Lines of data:
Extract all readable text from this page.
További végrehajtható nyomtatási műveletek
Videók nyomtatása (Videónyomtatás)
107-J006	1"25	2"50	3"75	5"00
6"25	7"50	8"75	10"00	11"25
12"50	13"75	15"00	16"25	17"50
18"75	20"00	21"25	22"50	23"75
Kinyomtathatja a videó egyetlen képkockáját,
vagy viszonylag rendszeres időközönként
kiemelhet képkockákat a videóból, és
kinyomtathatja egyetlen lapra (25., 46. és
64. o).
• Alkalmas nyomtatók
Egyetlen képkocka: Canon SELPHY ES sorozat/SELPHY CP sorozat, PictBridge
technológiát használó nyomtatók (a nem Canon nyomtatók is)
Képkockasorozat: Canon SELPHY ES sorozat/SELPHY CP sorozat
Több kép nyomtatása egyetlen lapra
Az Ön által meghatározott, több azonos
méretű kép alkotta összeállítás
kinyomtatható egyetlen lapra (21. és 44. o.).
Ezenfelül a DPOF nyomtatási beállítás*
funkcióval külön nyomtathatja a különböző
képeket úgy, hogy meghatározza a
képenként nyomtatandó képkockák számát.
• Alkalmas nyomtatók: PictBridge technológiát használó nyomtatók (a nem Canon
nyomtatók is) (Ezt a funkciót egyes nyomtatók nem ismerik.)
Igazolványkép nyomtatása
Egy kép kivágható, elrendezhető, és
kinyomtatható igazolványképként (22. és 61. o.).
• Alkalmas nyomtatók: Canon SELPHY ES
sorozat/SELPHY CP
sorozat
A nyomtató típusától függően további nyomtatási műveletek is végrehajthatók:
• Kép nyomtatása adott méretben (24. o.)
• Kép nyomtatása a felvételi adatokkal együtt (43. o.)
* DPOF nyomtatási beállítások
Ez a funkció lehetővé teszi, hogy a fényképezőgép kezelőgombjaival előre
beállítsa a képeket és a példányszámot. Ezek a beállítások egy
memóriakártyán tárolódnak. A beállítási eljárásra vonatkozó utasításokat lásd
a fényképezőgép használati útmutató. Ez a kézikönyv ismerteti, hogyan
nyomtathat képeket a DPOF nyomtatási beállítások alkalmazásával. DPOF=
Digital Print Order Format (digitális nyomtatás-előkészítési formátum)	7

**What you will do**
Using the listing above, pull out all lines that hold the word "műveletek".

**Problem solution**
További végrehajtható nyomtatási műveletek
A nyomtató típusától függően további nyomtatási műveletek is végrehajthatók:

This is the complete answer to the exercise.